■ EXERCISE INSTRUCTIONS ■
Copy the following records exactly, starting at the line that contains "219, 470, 287]" and stopping after the line that contains "Where are 34".

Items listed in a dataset
_ _ _

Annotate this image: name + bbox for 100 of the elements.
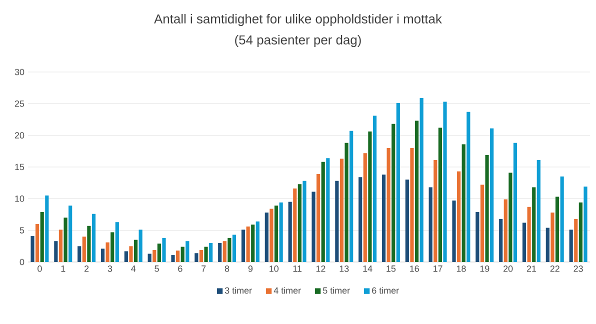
bar <box>527 206 531 262</box>
bar <box>434 160 438 262</box>
bar <box>396 103 400 262</box>
bar <box>180 246 184 262</box>
y-tick-label: 30 <box>14 68 24 76</box>
legend-label: 3 timer <box>224 287 252 294</box>
bar <box>392 124 396 262</box>
y-tick-label: 10 <box>15 195 24 202</box>
bar <box>452 200 456 262</box>
bar <box>176 250 180 262</box>
bar <box>298 184 302 262</box>
bar <box>100 248 105 262</box>
bar <box>420 98 424 262</box>
legend-label: 4 timer <box>274 287 301 294</box>
bar <box>82 236 86 262</box>
bar <box>129 246 133 262</box>
bar <box>490 128 494 262</box>
legend-label: 6 timer <box>372 287 399 294</box>
chart-subtitle: (54 pasienter per dag) <box>235 34 361 48</box>
x-tick-label: 22 <box>550 266 560 272</box>
bar <box>382 174 386 262</box>
bar <box>335 180 339 262</box>
bar <box>414 120 419 262</box>
bar <box>58 230 63 262</box>
bar <box>171 255 175 262</box>
bar <box>293 188 297 262</box>
bar <box>443 102 447 262</box>
x-tick-label: 6 <box>178 266 182 272</box>
bar <box>232 234 236 262</box>
bar <box>106 242 110 262</box>
x-tick-label: 3 <box>108 266 112 272</box>
bar <box>428 187 432 262</box>
bar <box>546 228 550 262</box>
x-tick-label: 17 <box>433 266 442 272</box>
x-tick-label: 19 <box>480 266 490 272</box>
bar <box>302 180 306 262</box>
x-tick-label: 20 <box>504 266 513 272</box>
y-tick-label: 15 <box>15 164 24 170</box>
bar <box>485 154 489 262</box>
bar <box>87 226 91 262</box>
x-tick-label: 18 <box>456 266 466 272</box>
bar <box>40 212 44 262</box>
bar <box>466 112 470 262</box>
chart-title: Antall i samtidighet for ulike oppholdstider i mottak <box>154 14 442 26</box>
bar <box>274 206 278 262</box>
bar <box>64 218 68 262</box>
bar <box>186 241 190 262</box>
bar <box>321 162 325 262</box>
x-tick-label: 9 <box>248 266 253 272</box>
x-tick-label: 13 <box>340 266 349 272</box>
bar <box>574 218 578 262</box>
bar <box>569 230 573 262</box>
bar <box>218 243 222 262</box>
bar <box>522 222 526 262</box>
bar <box>504 199 508 262</box>
bar <box>288 202 292 262</box>
bar <box>148 254 152 262</box>
bar <box>340 158 344 262</box>
y-tick-label: 5 <box>20 227 24 234</box>
y-tick-label: 0 <box>20 258 24 266</box>
bar <box>560 176 564 262</box>
bar <box>209 243 213 262</box>
x-tick-label: 21 <box>526 266 536 272</box>
bar <box>578 202 582 262</box>
bar <box>368 132 372 262</box>
legend-label: 5 timer <box>323 287 350 294</box>
bar <box>386 148 390 262</box>
x-tick-label: 8 <box>224 266 230 272</box>
x-tick-label: 10 <box>270 266 279 272</box>
x-tick-label: 1 <box>61 266 66 272</box>
bar <box>344 142 348 262</box>
bar <box>228 238 232 262</box>
bar <box>584 186 588 262</box>
bar <box>241 230 246 262</box>
y-tick-label: 20 <box>14 132 24 139</box>
bar <box>110 232 114 262</box>
bar <box>480 184 484 262</box>
bar <box>410 148 414 262</box>
bar <box>405 180 409 262</box>
bar <box>462 144 466 262</box>
bar <box>157 244 161 262</box>
bar <box>194 253 198 262</box>
x-tick-label: 4 <box>131 266 136 272</box>
bar <box>36 224 40 262</box>
bar <box>350 130 354 262</box>
x-tick-label: 12 <box>316 266 326 272</box>
bar <box>246 226 250 262</box>
bar <box>54 241 58 262</box>
x-tick-label: 5 <box>154 266 159 272</box>
x-tick-label: 16 <box>410 266 419 272</box>
bar <box>152 250 156 262</box>
bar <box>438 128 442 262</box>
bar <box>476 212 480 262</box>
bar <box>68 206 72 262</box>
bar <box>358 177 362 262</box>
x-tick-label: 0 <box>38 266 42 272</box>
bar <box>513 142 518 262</box>
bar <box>115 222 119 262</box>
bar <box>363 153 367 262</box>
bar <box>264 212 268 262</box>
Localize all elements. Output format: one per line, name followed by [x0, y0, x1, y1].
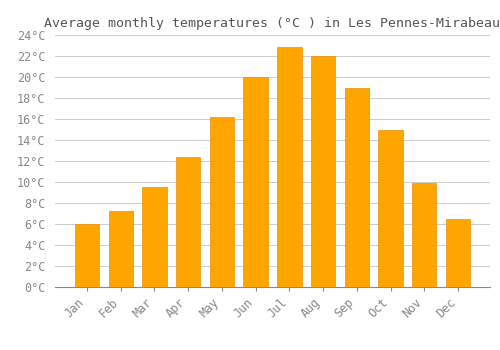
Bar	[446, 219, 470, 287]
Bar	[108, 211, 133, 287]
Bar	[311, 56, 336, 287]
Bar	[210, 117, 234, 287]
Bar	[176, 157, 201, 287]
Bar	[344, 88, 369, 287]
Bar	[412, 183, 436, 287]
Bar	[378, 130, 402, 287]
Bar	[75, 224, 99, 287]
Title: Average monthly temperatures (°C ) in Les Pennes-Mirabeau: Average monthly temperatures (°C ) in Le…	[44, 17, 500, 30]
Bar	[142, 187, 167, 287]
Bar	[277, 47, 301, 287]
Bar	[244, 77, 268, 287]
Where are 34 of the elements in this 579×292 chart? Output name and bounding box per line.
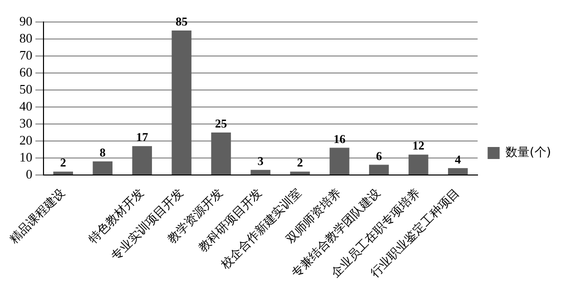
legend-label: 数量(个) bbox=[506, 145, 552, 160]
bar bbox=[132, 146, 152, 174]
y-tick-label: 50 bbox=[19, 81, 32, 96]
y-tick-label: 70 bbox=[19, 47, 32, 62]
data-label: 8 bbox=[100, 145, 106, 160]
data-label: 16 bbox=[333, 132, 346, 146]
data-label: 12 bbox=[412, 138, 424, 153]
data-label: 2 bbox=[296, 156, 303, 170]
bar bbox=[92, 161, 112, 174]
bar bbox=[448, 168, 468, 174]
y-tick-label: 90 bbox=[19, 13, 32, 28]
data-label: 85 bbox=[176, 14, 188, 29]
y-tick-label: 20 bbox=[19, 132, 32, 148]
data-label: 6 bbox=[376, 148, 382, 163]
y-tick-label: 0 bbox=[26, 166, 32, 182]
bar bbox=[172, 30, 192, 174]
bar bbox=[53, 172, 74, 174]
data-label: 25 bbox=[215, 116, 228, 131]
x-tick-label: 精品课程建设 bbox=[6, 185, 68, 246]
data-label: 17 bbox=[136, 130, 148, 144]
bar bbox=[369, 164, 389, 174]
bar bbox=[290, 172, 310, 174]
bar bbox=[211, 132, 231, 174]
data-label: 4 bbox=[454, 152, 461, 166]
bar bbox=[330, 148, 350, 174]
y-tick-label: 10 bbox=[19, 149, 32, 164]
y-tick-label: 30 bbox=[19, 115, 32, 130]
data-label: 2 bbox=[60, 156, 66, 170]
y-tick-label: 80 bbox=[19, 30, 32, 46]
bar bbox=[250, 170, 270, 174]
y-tick-label: 60 bbox=[19, 64, 32, 80]
bar bbox=[408, 154, 428, 174]
data-label: 3 bbox=[258, 154, 264, 168]
y-tick-label: 40 bbox=[19, 98, 32, 114]
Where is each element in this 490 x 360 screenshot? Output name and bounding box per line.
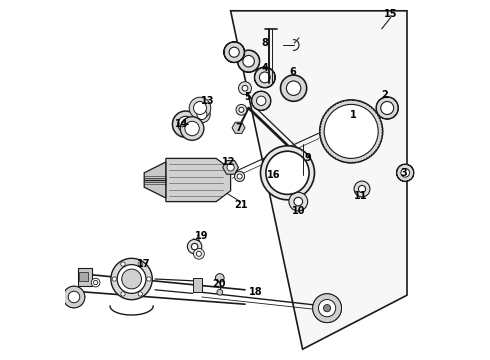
Circle shape: [194, 102, 206, 114]
Polygon shape: [166, 158, 231, 202]
Text: 14: 14: [175, 119, 189, 129]
Ellipse shape: [122, 269, 142, 289]
Polygon shape: [223, 41, 245, 63]
Polygon shape: [172, 111, 199, 138]
Ellipse shape: [117, 265, 146, 293]
Polygon shape: [254, 67, 275, 88]
Polygon shape: [193, 278, 202, 292]
Polygon shape: [280, 75, 307, 102]
Text: 4: 4: [262, 63, 268, 73]
Circle shape: [243, 55, 254, 67]
Circle shape: [94, 280, 98, 285]
Circle shape: [178, 116, 194, 132]
Polygon shape: [180, 116, 204, 141]
Circle shape: [323, 305, 331, 312]
Circle shape: [235, 171, 245, 181]
Polygon shape: [237, 50, 260, 73]
Circle shape: [216, 274, 224, 282]
Circle shape: [318, 300, 336, 317]
Circle shape: [187, 239, 202, 254]
Text: 9: 9: [304, 153, 311, 163]
Polygon shape: [232, 122, 245, 134]
Circle shape: [92, 279, 99, 286]
Text: 2: 2: [381, 90, 388, 100]
Text: 13: 13: [201, 96, 214, 106]
Circle shape: [197, 109, 207, 120]
Circle shape: [121, 262, 125, 266]
Circle shape: [189, 97, 211, 119]
Circle shape: [381, 102, 393, 114]
Circle shape: [324, 104, 378, 158]
Circle shape: [313, 294, 342, 323]
Circle shape: [239, 107, 244, 112]
Text: 17: 17: [137, 258, 150, 269]
Circle shape: [237, 174, 242, 179]
Circle shape: [358, 185, 366, 193]
Text: 8: 8: [261, 38, 268, 48]
Circle shape: [227, 164, 234, 171]
Text: 21: 21: [235, 200, 248, 210]
Polygon shape: [79, 272, 88, 281]
Circle shape: [194, 106, 210, 123]
Polygon shape: [144, 162, 166, 198]
Circle shape: [91, 278, 100, 287]
Circle shape: [229, 47, 239, 57]
Circle shape: [147, 277, 151, 281]
Text: 20: 20: [212, 279, 226, 289]
Text: 16: 16: [267, 170, 281, 180]
Circle shape: [138, 292, 143, 296]
Circle shape: [194, 248, 204, 259]
Polygon shape: [77, 268, 92, 286]
Circle shape: [261, 146, 315, 200]
Circle shape: [294, 197, 303, 206]
Circle shape: [313, 294, 342, 323]
Polygon shape: [251, 91, 271, 111]
Ellipse shape: [111, 258, 152, 300]
Circle shape: [185, 121, 199, 136]
Text: 11: 11: [354, 191, 368, 201]
Text: 15: 15: [384, 9, 397, 19]
Circle shape: [112, 277, 117, 281]
Circle shape: [344, 125, 358, 138]
Circle shape: [319, 100, 383, 163]
Circle shape: [257, 96, 266, 105]
Polygon shape: [222, 161, 239, 174]
Circle shape: [354, 181, 370, 197]
Text: 12: 12: [222, 157, 236, 167]
Circle shape: [121, 292, 125, 296]
Text: 5: 5: [244, 92, 250, 102]
Circle shape: [68, 291, 80, 303]
Circle shape: [259, 72, 270, 83]
Text: 6: 6: [290, 67, 296, 77]
Polygon shape: [396, 164, 414, 182]
Circle shape: [289, 192, 308, 211]
Circle shape: [236, 104, 247, 115]
Circle shape: [242, 85, 248, 91]
Circle shape: [196, 251, 201, 256]
Polygon shape: [231, 11, 407, 349]
Circle shape: [63, 286, 85, 308]
Polygon shape: [376, 96, 399, 120]
Text: 10: 10: [292, 206, 305, 216]
Text: 18: 18: [249, 287, 263, 297]
Text: 19: 19: [195, 231, 209, 241]
Circle shape: [401, 168, 410, 177]
Text: 7: 7: [236, 123, 242, 133]
Circle shape: [239, 82, 251, 95]
Circle shape: [266, 151, 309, 194]
Circle shape: [192, 243, 198, 250]
Circle shape: [138, 262, 143, 266]
Circle shape: [235, 171, 245, 181]
Polygon shape: [319, 100, 383, 163]
Text: 1: 1: [350, 110, 356, 120]
Circle shape: [217, 289, 222, 295]
Text: 3: 3: [400, 168, 407, 178]
Circle shape: [286, 81, 301, 95]
Circle shape: [63, 286, 85, 308]
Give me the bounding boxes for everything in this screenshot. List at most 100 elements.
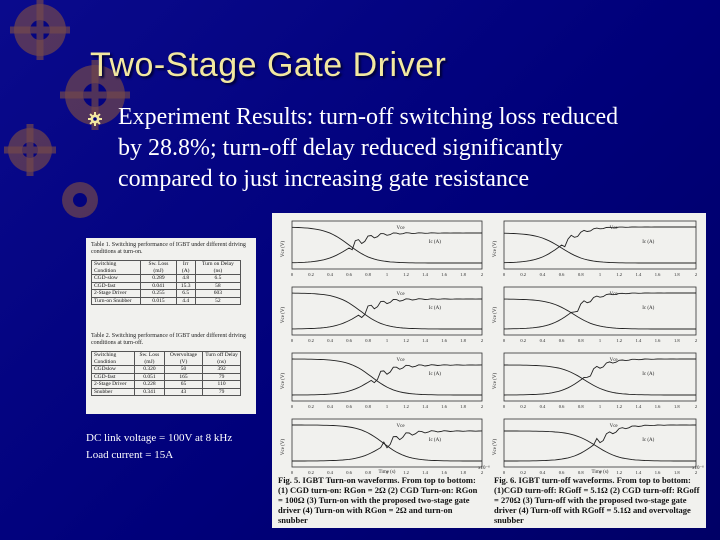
x-tick-label: 1 xyxy=(386,470,388,475)
vce-trace xyxy=(291,358,482,396)
table1: Switching Condition Sw. Loss (mJ) Irr (A… xyxy=(90,260,242,305)
y-axis-label: Vce (V) xyxy=(281,241,286,258)
x-tick-label: 0.8 xyxy=(365,272,371,277)
x-tick-label: 0.4 xyxy=(327,404,333,409)
vce-trace xyxy=(504,292,696,330)
x-axis-label: Time (s) xyxy=(379,470,396,475)
x-tick-label: 0.6 xyxy=(346,470,352,475)
x-tick-label: 0 xyxy=(291,470,294,475)
x-tick-label: 0.6 xyxy=(346,404,352,409)
x-tick-label: 0.4 xyxy=(327,338,333,343)
x-tick-label: 1.8 xyxy=(460,470,466,475)
table-cell: CGD-fast xyxy=(91,372,135,381)
x-tick-label: 0.4 xyxy=(540,404,546,409)
x-tick-label: 2 xyxy=(481,470,483,475)
ic-trace xyxy=(292,232,482,264)
x-tick-label: 0.4 xyxy=(540,338,546,343)
x-tick-label: 0.8 xyxy=(578,404,584,409)
plot-frame xyxy=(503,352,697,402)
vce-trace xyxy=(291,292,482,330)
table1-header: Turn on Delay (ns) xyxy=(194,260,242,275)
x-tick-label: 0.4 xyxy=(327,470,333,475)
ic-trace-label: Ic (A) xyxy=(429,240,441,245)
x-tick-label: 1.2 xyxy=(616,404,622,409)
x-tick-label: 1.4 xyxy=(422,470,428,475)
ic-trace xyxy=(292,430,483,462)
x-tick-label: 0 xyxy=(291,272,294,277)
x-tick-label: 1.4 xyxy=(636,338,642,343)
table-cell: 0.228 xyxy=(133,380,165,389)
vce-trace-label: Vce xyxy=(397,226,406,231)
plot-frame xyxy=(291,418,483,468)
table1-header: Sw. Loss (mJ) xyxy=(140,260,177,275)
table-cell: 6.5 xyxy=(175,289,196,298)
x-tick-label: 0.4 xyxy=(540,272,546,277)
table-row: Snubber 0.341 43 79 xyxy=(91,387,241,396)
x-tick-label: 0 xyxy=(291,338,294,343)
results-tables-image: Table 1. Switching performance of IGBT u… xyxy=(86,238,256,414)
table-cell: 79 xyxy=(202,372,241,381)
table-cell: 2-Stage Driver xyxy=(90,289,142,298)
plot-frame xyxy=(291,286,483,336)
x-tick-label: 0 xyxy=(291,404,294,409)
table-cell: 110 xyxy=(202,380,241,389)
x-tick-label: 1.6 xyxy=(441,404,447,409)
x-tick-label: 1.4 xyxy=(636,404,642,409)
table1-caption: Table 1. Switching performance of IGBT u… xyxy=(91,242,246,255)
table-cell: 79 xyxy=(202,387,241,396)
x-tick-label: 2 xyxy=(481,338,483,343)
ic-trace xyxy=(504,430,696,462)
table-cell: Turn-on Snubber xyxy=(90,296,142,305)
vce-trace-label: Vce xyxy=(610,358,619,363)
x-tick-label: 1 xyxy=(599,338,601,343)
x-exponent-label: x10⁻⁶ xyxy=(692,465,704,471)
y-axis-label: Vce (V) xyxy=(281,307,286,324)
x-tick-label: 0.2 xyxy=(520,404,526,409)
table-row: CGD-slow 0.289 4.8 6.5 xyxy=(90,274,242,283)
x-tick-label: 2 xyxy=(481,272,483,277)
gear-decoration-icon xyxy=(4,0,130,218)
vce-trace xyxy=(504,424,696,462)
x-tick-label: 1.8 xyxy=(674,338,680,343)
y-axis-label: Vce (V) xyxy=(281,373,286,390)
x-tick-label: 1.2 xyxy=(403,404,409,409)
x-tick-label: 0.2 xyxy=(308,272,314,277)
x-tick-label: 0.2 xyxy=(520,272,526,277)
x-tick-label: 0 xyxy=(503,338,506,343)
vce-trace-label: Vce xyxy=(610,424,619,429)
x-tick-label: 0.8 xyxy=(578,272,584,277)
x-tick-label: 0 xyxy=(503,272,506,277)
ic-trace-label: Ic (A) xyxy=(642,372,654,377)
ic-trace xyxy=(504,364,696,396)
x-tick-label: 0.8 xyxy=(578,338,584,343)
x-exponent-label: x10⁻⁶ xyxy=(478,465,490,471)
y-axis-label: Vce (V) xyxy=(281,439,286,456)
x-axis-label: Time (s) xyxy=(592,470,609,475)
table-cell: 0.320 xyxy=(133,365,165,374)
table-cell: 52 xyxy=(194,296,242,305)
x-tick-label: 0.6 xyxy=(559,470,565,475)
ic-trace-label: Ic (A) xyxy=(429,438,441,443)
x-tick-label: 1.6 xyxy=(441,338,447,343)
x-tick-label: 0.2 xyxy=(520,338,526,343)
x-tick-label: 1.2 xyxy=(616,338,622,343)
table1-header: Switching Condition xyxy=(90,260,142,275)
x-tick-label: 1.4 xyxy=(636,272,642,277)
table-cell: 0.289 xyxy=(140,274,177,283)
vce-trace-label: Vce xyxy=(397,358,406,363)
vce-trace xyxy=(292,424,482,462)
x-tick-label: 1.6 xyxy=(655,272,661,277)
x-tick-label: 0.8 xyxy=(365,338,371,343)
ic-trace xyxy=(503,232,696,264)
y-axis-label: Vce (V) xyxy=(493,373,498,390)
x-tick-label: 1.4 xyxy=(422,272,428,277)
x-tick-label: 1.6 xyxy=(655,338,661,343)
ic-trace xyxy=(504,298,696,330)
x-tick-label: 1.2 xyxy=(403,338,409,343)
table2: Switching Condition Sw. Loss (mJ) Overvo… xyxy=(91,351,241,396)
table-cell: 43 xyxy=(163,387,204,396)
table-cell: 2-Stage Driver xyxy=(91,380,135,389)
table-cell: 50 xyxy=(163,365,204,374)
x-tick-label: 1.6 xyxy=(655,404,661,409)
x-tick-label: 1 xyxy=(386,338,388,343)
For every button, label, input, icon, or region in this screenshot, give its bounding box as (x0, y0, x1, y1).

_ _ _

■ SOLUTION ■
Bar	[446, 219, 470, 287]
Bar	[108, 211, 133, 287]
Bar	[311, 56, 336, 287]
Bar	[210, 117, 234, 287]
Bar	[176, 157, 201, 287]
Bar	[344, 88, 369, 287]
Bar	[412, 183, 436, 287]
Bar	[378, 130, 402, 287]
Bar	[75, 224, 99, 287]
Title: Average monthly temperatures (°C ) in Les Pennes-Mirabeau: Average monthly temperatures (°C ) in Le…	[44, 17, 500, 30]
Bar	[142, 187, 167, 287]
Bar	[277, 47, 301, 287]
Bar	[244, 77, 268, 287]
Where are 34 of the elements in this 579×292 chart? Output name and bounding box per line.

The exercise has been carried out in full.